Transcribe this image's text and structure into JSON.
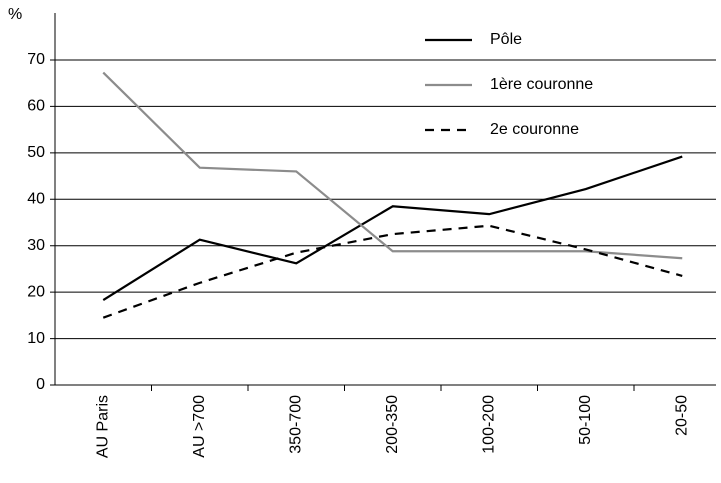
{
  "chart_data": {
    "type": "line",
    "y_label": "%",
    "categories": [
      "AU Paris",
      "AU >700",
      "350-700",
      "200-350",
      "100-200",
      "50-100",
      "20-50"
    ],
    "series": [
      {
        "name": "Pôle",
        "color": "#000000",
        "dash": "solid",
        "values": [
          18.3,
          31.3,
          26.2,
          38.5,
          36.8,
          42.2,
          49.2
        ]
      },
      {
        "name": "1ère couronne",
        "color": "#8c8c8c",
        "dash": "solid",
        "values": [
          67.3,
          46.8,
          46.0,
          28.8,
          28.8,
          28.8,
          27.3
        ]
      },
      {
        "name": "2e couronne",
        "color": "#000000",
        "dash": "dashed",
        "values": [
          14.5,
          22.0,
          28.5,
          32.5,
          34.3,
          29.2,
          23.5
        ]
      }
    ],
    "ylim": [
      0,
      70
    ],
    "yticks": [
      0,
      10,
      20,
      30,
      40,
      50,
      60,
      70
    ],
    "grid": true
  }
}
==*==
◆ **Exercise description**:
Leave out the pictures and print every line of the data exactly.

◆ **Output for this exercise**:
Transcribe this image's text and structure into JSON.
{
  "chart_data": {
    "type": "line",
    "y_label": "%",
    "categories": [
      "AU Paris",
      "AU >700",
      "350-700",
      "200-350",
      "100-200",
      "50-100",
      "20-50"
    ],
    "series": [
      {
        "name": "Pôle",
        "color": "#000000",
        "dash": "solid",
        "values": [
          18.3,
          31.3,
          26.2,
          38.5,
          36.8,
          42.2,
          49.2
        ]
      },
      {
        "name": "1ère couronne",
        "color": "#8c8c8c",
        "dash": "solid",
        "values": [
          67.3,
          46.8,
          46.0,
          28.8,
          28.8,
          28.8,
          27.3
        ]
      },
      {
        "name": "2e couronne",
        "color": "#000000",
        "dash": "dashed",
        "values": [
          14.5,
          22.0,
          28.5,
          32.5,
          34.3,
          29.2,
          23.5
        ]
      }
    ],
    "ylim": [
      0,
      70
    ],
    "yticks": [
      0,
      10,
      20,
      30,
      40,
      50,
      60,
      70
    ],
    "grid": true
  }
}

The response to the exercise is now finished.